## Begin Dataset content

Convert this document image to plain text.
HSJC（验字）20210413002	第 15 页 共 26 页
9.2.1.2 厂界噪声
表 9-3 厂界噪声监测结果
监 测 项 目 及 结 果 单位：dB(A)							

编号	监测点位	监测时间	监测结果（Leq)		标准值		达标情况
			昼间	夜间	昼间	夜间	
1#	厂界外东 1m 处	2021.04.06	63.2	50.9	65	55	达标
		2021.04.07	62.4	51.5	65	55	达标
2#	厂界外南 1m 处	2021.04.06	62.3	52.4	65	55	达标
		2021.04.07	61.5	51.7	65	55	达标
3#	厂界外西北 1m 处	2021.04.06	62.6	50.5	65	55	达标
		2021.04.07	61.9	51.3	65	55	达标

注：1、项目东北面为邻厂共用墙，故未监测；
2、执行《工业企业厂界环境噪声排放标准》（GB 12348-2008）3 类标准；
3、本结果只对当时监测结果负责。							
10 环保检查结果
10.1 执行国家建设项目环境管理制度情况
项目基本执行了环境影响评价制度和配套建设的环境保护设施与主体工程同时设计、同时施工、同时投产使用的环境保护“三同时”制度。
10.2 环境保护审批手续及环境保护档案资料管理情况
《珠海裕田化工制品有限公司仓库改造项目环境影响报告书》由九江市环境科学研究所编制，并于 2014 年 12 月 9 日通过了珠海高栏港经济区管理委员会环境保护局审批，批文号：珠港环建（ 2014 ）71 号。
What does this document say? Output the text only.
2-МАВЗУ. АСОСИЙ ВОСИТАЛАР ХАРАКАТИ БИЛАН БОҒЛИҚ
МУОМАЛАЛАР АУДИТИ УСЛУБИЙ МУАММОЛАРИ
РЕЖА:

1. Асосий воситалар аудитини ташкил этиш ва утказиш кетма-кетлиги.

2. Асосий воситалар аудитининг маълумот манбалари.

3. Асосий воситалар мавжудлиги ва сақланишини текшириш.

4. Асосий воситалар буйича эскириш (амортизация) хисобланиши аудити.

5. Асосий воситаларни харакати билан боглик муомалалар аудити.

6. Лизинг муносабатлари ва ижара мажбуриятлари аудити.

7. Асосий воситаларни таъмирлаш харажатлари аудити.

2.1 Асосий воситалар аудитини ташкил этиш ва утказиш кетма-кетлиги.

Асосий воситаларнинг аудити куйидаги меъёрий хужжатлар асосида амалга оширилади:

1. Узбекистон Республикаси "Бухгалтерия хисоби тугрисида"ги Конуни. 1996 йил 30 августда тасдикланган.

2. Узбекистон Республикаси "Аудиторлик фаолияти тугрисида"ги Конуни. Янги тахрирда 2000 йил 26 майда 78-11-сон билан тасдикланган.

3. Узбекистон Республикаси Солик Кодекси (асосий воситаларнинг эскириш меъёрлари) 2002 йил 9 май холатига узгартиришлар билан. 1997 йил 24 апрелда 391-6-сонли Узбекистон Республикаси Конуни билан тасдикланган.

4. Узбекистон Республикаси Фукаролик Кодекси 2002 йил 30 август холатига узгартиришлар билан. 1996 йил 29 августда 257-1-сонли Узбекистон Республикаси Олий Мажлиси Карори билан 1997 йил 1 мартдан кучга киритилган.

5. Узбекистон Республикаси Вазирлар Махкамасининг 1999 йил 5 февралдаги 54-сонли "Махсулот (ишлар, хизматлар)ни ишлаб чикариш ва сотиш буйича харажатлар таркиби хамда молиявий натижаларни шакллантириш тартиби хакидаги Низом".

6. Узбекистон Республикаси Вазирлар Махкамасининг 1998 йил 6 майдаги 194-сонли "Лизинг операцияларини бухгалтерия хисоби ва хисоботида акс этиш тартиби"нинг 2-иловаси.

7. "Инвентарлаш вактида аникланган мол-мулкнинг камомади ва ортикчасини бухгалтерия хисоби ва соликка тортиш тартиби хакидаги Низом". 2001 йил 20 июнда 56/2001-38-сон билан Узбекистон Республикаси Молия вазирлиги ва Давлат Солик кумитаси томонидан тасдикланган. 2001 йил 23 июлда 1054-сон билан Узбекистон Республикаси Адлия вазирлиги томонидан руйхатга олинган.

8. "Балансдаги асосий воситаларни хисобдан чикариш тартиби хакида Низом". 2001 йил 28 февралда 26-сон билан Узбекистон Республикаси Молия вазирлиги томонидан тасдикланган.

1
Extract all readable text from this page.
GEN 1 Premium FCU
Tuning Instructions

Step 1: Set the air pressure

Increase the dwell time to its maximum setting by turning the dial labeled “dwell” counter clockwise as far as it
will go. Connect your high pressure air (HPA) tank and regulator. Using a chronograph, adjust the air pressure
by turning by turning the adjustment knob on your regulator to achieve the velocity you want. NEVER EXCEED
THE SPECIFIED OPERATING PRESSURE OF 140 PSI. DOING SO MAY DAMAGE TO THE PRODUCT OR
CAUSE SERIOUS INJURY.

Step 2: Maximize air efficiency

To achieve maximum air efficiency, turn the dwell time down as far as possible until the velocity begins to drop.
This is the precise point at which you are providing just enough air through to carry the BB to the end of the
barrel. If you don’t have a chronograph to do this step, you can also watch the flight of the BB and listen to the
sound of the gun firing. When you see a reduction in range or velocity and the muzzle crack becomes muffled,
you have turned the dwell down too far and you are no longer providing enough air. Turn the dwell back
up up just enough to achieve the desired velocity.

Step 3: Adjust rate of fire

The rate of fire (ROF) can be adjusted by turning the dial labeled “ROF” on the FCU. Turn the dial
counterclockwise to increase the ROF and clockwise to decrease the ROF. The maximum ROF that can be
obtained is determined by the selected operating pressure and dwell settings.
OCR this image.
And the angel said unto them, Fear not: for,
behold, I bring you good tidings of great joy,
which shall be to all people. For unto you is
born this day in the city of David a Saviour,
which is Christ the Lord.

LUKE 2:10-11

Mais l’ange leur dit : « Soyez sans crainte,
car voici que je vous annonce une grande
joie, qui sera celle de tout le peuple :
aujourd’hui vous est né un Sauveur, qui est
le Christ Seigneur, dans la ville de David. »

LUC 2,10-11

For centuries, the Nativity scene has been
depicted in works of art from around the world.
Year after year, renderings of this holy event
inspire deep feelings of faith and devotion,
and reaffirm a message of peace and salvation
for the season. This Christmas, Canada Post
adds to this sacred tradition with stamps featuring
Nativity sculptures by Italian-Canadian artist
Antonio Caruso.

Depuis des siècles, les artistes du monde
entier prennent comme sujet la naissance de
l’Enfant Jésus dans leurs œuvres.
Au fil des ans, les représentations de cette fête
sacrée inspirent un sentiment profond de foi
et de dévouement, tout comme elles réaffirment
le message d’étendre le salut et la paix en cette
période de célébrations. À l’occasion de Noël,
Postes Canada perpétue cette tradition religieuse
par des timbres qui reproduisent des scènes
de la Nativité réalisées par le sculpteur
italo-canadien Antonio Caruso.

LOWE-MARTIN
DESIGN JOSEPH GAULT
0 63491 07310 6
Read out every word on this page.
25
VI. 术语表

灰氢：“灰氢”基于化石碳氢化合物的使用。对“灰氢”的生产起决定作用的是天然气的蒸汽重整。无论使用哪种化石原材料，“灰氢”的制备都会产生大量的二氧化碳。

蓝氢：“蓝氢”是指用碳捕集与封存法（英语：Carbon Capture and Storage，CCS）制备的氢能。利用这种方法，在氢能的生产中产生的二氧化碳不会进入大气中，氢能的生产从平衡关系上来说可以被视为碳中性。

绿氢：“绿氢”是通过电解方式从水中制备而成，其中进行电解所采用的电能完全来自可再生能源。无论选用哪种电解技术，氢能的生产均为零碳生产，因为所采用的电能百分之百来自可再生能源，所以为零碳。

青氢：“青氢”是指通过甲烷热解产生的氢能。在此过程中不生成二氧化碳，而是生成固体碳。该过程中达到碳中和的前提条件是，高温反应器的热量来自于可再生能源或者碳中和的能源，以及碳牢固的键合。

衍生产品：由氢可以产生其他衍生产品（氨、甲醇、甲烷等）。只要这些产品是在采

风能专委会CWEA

## End Dataset content

Task description.
Of the lines in the material, how many hold the word "achieve"? Reply with the number only.

Answer in full.
3